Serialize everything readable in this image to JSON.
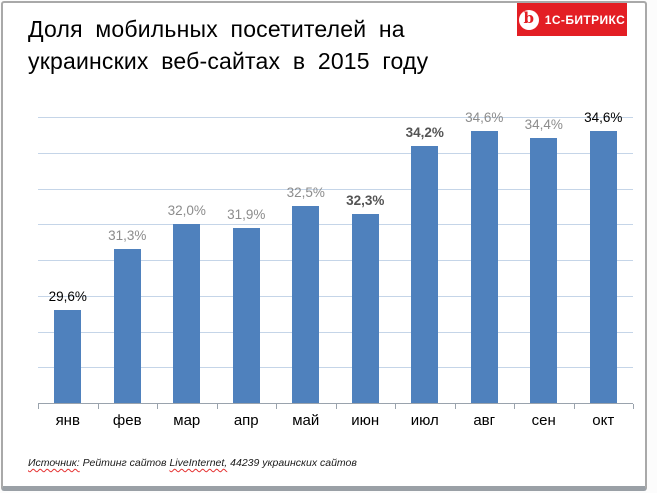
{
  "title": {
    "line1": "Доля мобильных посетителей на",
    "line2": "украинских веб-сайтах в 2015 году"
  },
  "logo": {
    "label": "1С-БИТРИКС",
    "icon_letter": "b",
    "bg_color": "#e31e24",
    "text_color": "#ffffff"
  },
  "chart_data": {
    "type": "bar",
    "title": "Доля мобильных посетителей на украинских веб-сайтах в 2015 году",
    "categories": [
      "янв",
      "фев",
      "мар",
      "апр",
      "май",
      "июн",
      "июл",
      "авг",
      "сен",
      "окт"
    ],
    "values": [
      29.6,
      31.3,
      32.0,
      31.9,
      32.5,
      32.3,
      34.2,
      34.6,
      34.4,
      34.6
    ],
    "data_labels": [
      "29,6%",
      "31,3%",
      "32,0%",
      "31,9%",
      "32,5%",
      "32,3%",
      "34,2%",
      "34,6%",
      "34,4%",
      "34,6%"
    ],
    "data_label_styles": [
      "black",
      "gray",
      "gray",
      "gray",
      "gray",
      "bold-dark",
      "bold-dark",
      "gray",
      "gray",
      "black"
    ],
    "xlabel": "",
    "ylabel": "",
    "ylim": [
      27,
      35
    ],
    "gridline_step": 1,
    "grid": true,
    "y_axis_labels_visible": false,
    "legend": "none",
    "bar_color": "#4f81bd",
    "gridline_color": "#c5d5e8",
    "axis_color": "#9aa3ad"
  },
  "source": {
    "segments": [
      {
        "text": "Источник:",
        "misspelled": true
      },
      {
        "text": " Рейтинг сайтов ",
        "misspelled": false
      },
      {
        "text": "LiveInternet,",
        "misspelled": true
      },
      {
        "text": " 44239 украинских сайтов",
        "misspelled": false
      }
    ]
  }
}
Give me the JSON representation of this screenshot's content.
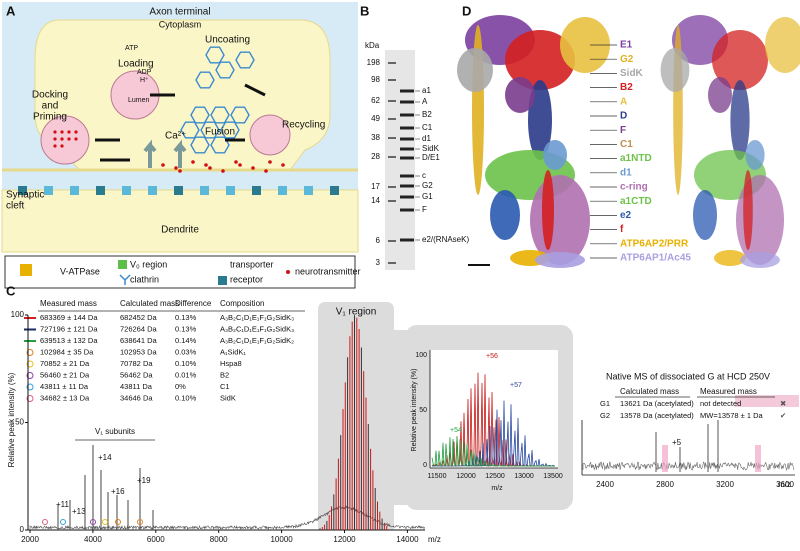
{
  "panel_a": {
    "letter": "A",
    "axon_terminal": "Axon terminal",
    "cytoplasm": "Cytoplasm",
    "loading": "Loading",
    "uncoating": "Uncoating",
    "docking_lines": [
      "Docking",
      "and",
      "Priming"
    ],
    "recycling": "Recycling",
    "fusion": "Fusion",
    "lumen": "Lumen",
    "atp": "ATP",
    "adp": "ADP",
    "proton": "H⁺",
    "calcium": "Ca²⁺",
    "cleft_lines": [
      "Synaptic",
      "cleft"
    ],
    "dendrite": "Dendrite",
    "legend": [
      "V-ATPase",
      "V₀ region",
      "clathrin",
      "transporter",
      "receptor",
      "neurotransmitter"
    ]
  },
  "panel_b": {
    "letter": "B",
    "unit": "kDa",
    "markers": [
      "198",
      "98",
      "62",
      "49",
      "38",
      "28",
      "17",
      "14",
      "6",
      "3"
    ],
    "bands": [
      "a1",
      "A",
      "B2",
      "C1",
      "d1",
      "SidK",
      "D/E1",
      "c",
      "G2",
      "G1",
      "F",
      "e2/(RNAseK)"
    ]
  },
  "panel_d": {
    "letter": "D",
    "labels": [
      {
        "name": "E1",
        "color": "#7b3fa0"
      },
      {
        "name": "G2",
        "color": "#e0b020"
      },
      {
        "name": "SidK",
        "color": "#a8a8a8"
      },
      {
        "name": "B2",
        "color": "#d42020"
      },
      {
        "name": "A",
        "color": "#e8c040"
      },
      {
        "name": "D",
        "color": "#2a3a8a"
      },
      {
        "name": "F",
        "color": "#7a3c8c"
      },
      {
        "name": "C1",
        "color": "#c09050"
      },
      {
        "name": "a1NTD",
        "color": "#6cc24a"
      },
      {
        "name": "d1",
        "color": "#6a9ad0"
      },
      {
        "name": "c-ring",
        "color": "#b070b0"
      },
      {
        "name": "a1CTD",
        "color": "#6cc24a"
      },
      {
        "name": "e2",
        "color": "#2a5ab0"
      },
      {
        "name": "f",
        "color": "#d42020"
      },
      {
        "name": "ATP6AP2/PRR",
        "color": "#e8b000"
      },
      {
        "name": "ATP6AP1/Ac45",
        "color": "#a8a0e0"
      }
    ]
  },
  "panel_c": {
    "letter": "C",
    "headers": [
      "Measured mass",
      "Calculated mass",
      "Difference",
      "Composition"
    ],
    "rows": [
      [
        "683369 ± 144 Da",
        "682452 Da",
        "0.13%",
        "A₃B₂C₁D₁E₁F₁G₂SidK₃"
      ],
      [
        "727196 ± 121 Da",
        "726264 Da",
        "0.13%",
        "A₃B₂C₁D₁E₁F₁G₂SidK₃"
      ],
      [
        "639513 ± 132 Da",
        "638641 Da",
        "0.14%",
        "A₃B₂C₁D₁E₁F₁G₂SidK₂"
      ],
      [
        "102984 ± 35 Da",
        "102953 Da",
        "0.03%",
        "A₁SidK₁"
      ],
      [
        "70852 ± 21 Da",
        "70782 Da",
        "0.10%",
        "Hspa8"
      ],
      [
        "56460 ± 21 Da",
        "56462 Da",
        "0.01%",
        "B2"
      ],
      [
        "43811 ± 11 Da",
        "43811 Da",
        "0%",
        "C1"
      ],
      [
        "34682 ± 13 Da",
        "34646 Da",
        "0.10%",
        "SidK"
      ]
    ],
    "row_colors": [
      "#d42020",
      "#1a2a6a",
      "#20a040",
      "#e08020",
      "#e0c020",
      "#9040b0",
      "#30a0e0",
      "#e06080"
    ],
    "y_label": "Relative peak intensity (%)",
    "y_ticks": [
      "0",
      "50",
      "100"
    ],
    "x_ticks": [
      "2000",
      "4000",
      "6000",
      "8000",
      "10000",
      "12000",
      "14000"
    ],
    "x_label": "m/z",
    "region": "V₁ region",
    "subunits": "V₁ subunits",
    "charges": [
      "+11",
      "+13",
      "+14",
      "+16",
      "+19"
    ],
    "inset": {
      "y_label": "Relative peak intensity (%)",
      "y_ticks": [
        "0",
        "50",
        "100"
      ],
      "x_ticks": [
        "11500",
        "12000",
        "12500",
        "13000",
        "13500"
      ],
      "x_label": "m/z",
      "charges": [
        "+56",
        "+57",
        "+54"
      ]
    },
    "native": {
      "title": "Native MS of dissociated G at HCD 250V",
      "headers": [
        "Calculated mass",
        "Measured mass"
      ],
      "rows": [
        [
          "G1",
          "13621 Da (acetylated)",
          "not detected",
          "✖"
        ],
        [
          "G2",
          "13578 Da (acetylated)",
          "MW=13578 ± 1 Da",
          "✔"
        ]
      ],
      "x_ticks": [
        "2400",
        "2800",
        "3200",
        "3600"
      ],
      "x_label": "m/z",
      "charge": "+5"
    }
  }
}
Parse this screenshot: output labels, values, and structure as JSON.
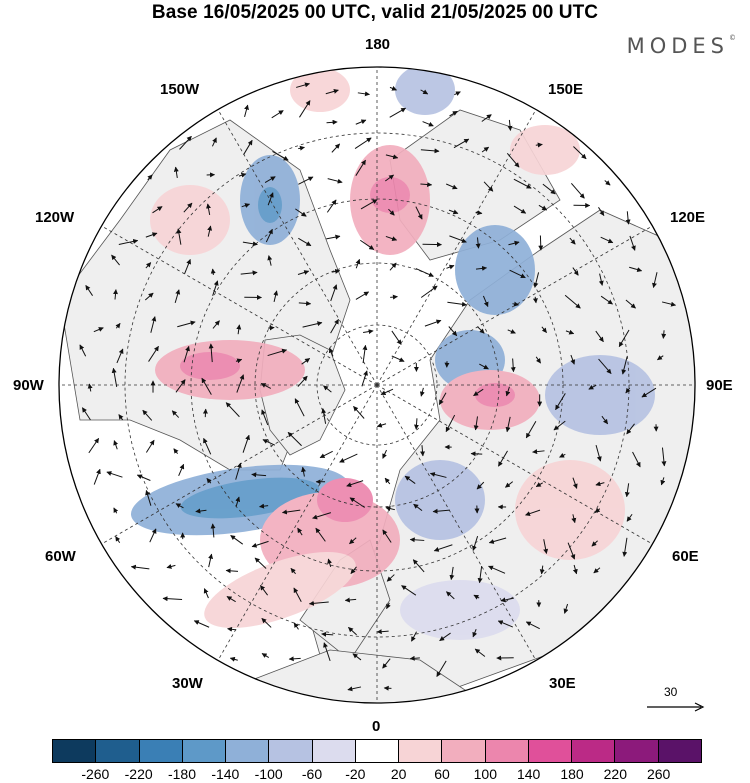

WORK REQUIRED:
Reproduce all of the data exactly; the pictures do not belong in the copy.

OUTPUT FOR THIS TASK:
Serialize everything readable in this image to JSON.
{
  "title": {
    "line1": "Доля мобильных посетителей на",
    "line2": "украинских веб-сайтах в 2015 году"
  },
  "logo": {
    "label": "1С-БИТРИКС",
    "icon_letter": "b",
    "bg_color": "#e31e24",
    "text_color": "#ffffff"
  },
  "chart_data": {
    "type": "bar",
    "title": "Доля мобильных посетителей на украинских веб-сайтах в 2015 году",
    "categories": [
      "янв",
      "фев",
      "мар",
      "апр",
      "май",
      "июн",
      "июл",
      "авг",
      "сен",
      "окт"
    ],
    "values": [
      29.6,
      31.3,
      32.0,
      31.9,
      32.5,
      32.3,
      34.2,
      34.6,
      34.4,
      34.6
    ],
    "data_labels": [
      "29,6%",
      "31,3%",
      "32,0%",
      "31,9%",
      "32,5%",
      "32,3%",
      "34,2%",
      "34,6%",
      "34,4%",
      "34,6%"
    ],
    "data_label_styles": [
      "black",
      "gray",
      "gray",
      "gray",
      "gray",
      "bold-dark",
      "bold-dark",
      "gray",
      "gray",
      "black"
    ],
    "xlabel": "",
    "ylabel": "",
    "ylim": [
      27,
      35
    ],
    "gridline_step": 1,
    "grid": true,
    "y_axis_labels_visible": false,
    "legend": "none",
    "bar_color": "#4f81bd",
    "gridline_color": "#c5d5e8",
    "axis_color": "#9aa3ad"
  },
  "source": {
    "segments": [
      {
        "text": "Источник:",
        "misspelled": true
      },
      {
        "text": " Рейтинг сайтов ",
        "misspelled": false
      },
      {
        "text": "LiveInternet,",
        "misspelled": true
      },
      {
        "text": " 44239 украинских сайтов",
        "misspelled": false
      }
    ]
  }
}
Give me the JSON representation of this screenshot's content.
{
  "panel_a": {
    "letter": "A",
    "axon_terminal": "Axon terminal",
    "cytoplasm": "Cytoplasm",
    "loading": "Loading",
    "uncoating": "Uncoating",
    "docking_lines": [
      "Docking",
      "and",
      "Priming"
    ],
    "recycling": "Recycling",
    "fusion": "Fusion",
    "lumen": "Lumen",
    "atp": "ATP",
    "adp": "ADP",
    "proton": "H⁺",
    "calcium": "Ca²⁺",
    "cleft_lines": [
      "Synaptic",
      "cleft"
    ],
    "dendrite": "Dendrite",
    "legend": [
      "V-ATPase",
      "V₀ region",
      "clathrin",
      "transporter",
      "receptor",
      "neurotransmitter"
    ]
  },
  "panel_b": {
    "letter": "B",
    "unit": "kDa",
    "markers": [
      "198",
      "98",
      "62",
      "49",
      "38",
      "28",
      "17",
      "14",
      "6",
      "3"
    ],
    "bands": [
      "a1",
      "A",
      "B2",
      "C1",
      "d1",
      "SidK",
      "D/E1",
      "c",
      "G2",
      "G1",
      "F",
      "e2/(RNAseK)"
    ]
  },
  "panel_d": {
    "letter": "D",
    "labels": [
      {
        "name": "E1",
        "color": "#7b3fa0"
      },
      {
        "name": "G2",
        "color": "#e0b020"
      },
      {
        "name": "SidK",
        "color": "#a8a8a8"
      },
      {
        "name": "B2",
        "color": "#d42020"
      },
      {
        "name": "A",
        "color": "#e8c040"
      },
      {
        "name": "D",
        "color": "#2a3a8a"
      },
      {
        "name": "F",
        "color": "#7a3c8c"
      },
      {
        "name": "C1",
        "color": "#c09050"
      },
      {
        "name": "a1NTD",
        "color": "#6cc24a"
      },
      {
        "name": "d1",
        "color": "#6a9ad0"
      },
      {
        "name": "c-ring",
        "color": "#b070b0"
      },
      {
        "name": "a1CTD",
        "color": "#6cc24a"
      },
      {
        "name": "e2",
        "color": "#2a5ab0"
      },
      {
        "name": "f",
        "color": "#d42020"
      },
      {
        "name": "ATP6AP2/PRR",
        "color": "#e8b000"
      },
      {
        "name": "ATP6AP1/Ac45",
        "color": "#a8a0e0"
      }
    ]
  },
  "panel_c": {
    "letter": "C",
    "headers": [
      "Measured mass",
      "Calculated mass",
      "Difference",
      "Composition"
    ],
    "rows": [
      [
        "683369 ± 144 Da",
        "682452 Da",
        "0.13%",
        "A₃B₂C₁D₁E₁F₁G₂SidK₃"
      ],
      [
        "727196 ± 121 Da",
        "726264 Da",
        "0.13%",
        "A₃B₂C₁D₁E₁F₁G₂SidK₃"
      ],
      [
        "639513 ± 132 Da",
        "638641 Da",
        "0.14%",
        "A₃B₂C₁D₁E₁F₁G₂SidK₂"
      ],
      [
        "102984 ± 35 Da",
        "102953 Da",
        "0.03%",
        "A₁SidK₁"
      ],
      [
        "70852 ± 21 Da",
        "70782 Da",
        "0.10%",
        "Hspa8"
      ],
      [
        "56460 ± 21 Da",
        "56462 Da",
        "0.01%",
        "B2"
      ],
      [
        "43811 ± 11 Da",
        "43811 Da",
        "0%",
        "C1"
      ],
      [
        "34682 ± 13 Da",
        "34646 Da",
        "0.10%",
        "SidK"
      ]
    ],
    "row_colors": [
      "#d42020",
      "#1a2a6a",
      "#20a040",
      "#e08020",
      "#e0c020",
      "#9040b0",
      "#30a0e0",
      "#e06080"
    ],
    "y_label": "Relative peak intensity (%)",
    "y_ticks": [
      "0",
      "50",
      "100"
    ],
    "x_ticks": [
      "2000",
      "4000",
      "6000",
      "8000",
      "10000",
      "12000",
      "14000"
    ],
    "x_label": "m/z",
    "region": "V₁ region",
    "subunits": "V₁ subunits",
    "charges": [
      "+11",
      "+13",
      "+14",
      "+16",
      "+19"
    ],
    "inset": {
      "y_label": "Relative peak intensity (%)",
      "y_ticks": [
        "0",
        "50",
        "100"
      ],
      "x_ticks": [
        "11500",
        "12000",
        "12500",
        "13000",
        "13500"
      ],
      "x_label": "m/z",
      "charges": [
        "+56",
        "+57",
        "+54"
      ]
    },
    "native": {
      "title": "Native MS of dissociated G at HCD 250V",
      "headers": [
        "Calculated mass",
        "Measured mass"
      ],
      "rows": [
        [
          "G1",
          "13621 Da (acetylated)",
          "not detected",
          "✖"
        ],
        [
          "G2",
          "13578 Da (acetylated)",
          "MW=13578 ± 1 Da",
          "✔"
        ]
      ],
      "x_ticks": [
        "2400",
        "2800",
        "3200",
        "3600"
      ],
      "x_label": "m/z",
      "charge": "+5"
    }
  }
}
Parse this screenshot: output labels, values, and structure as JSON.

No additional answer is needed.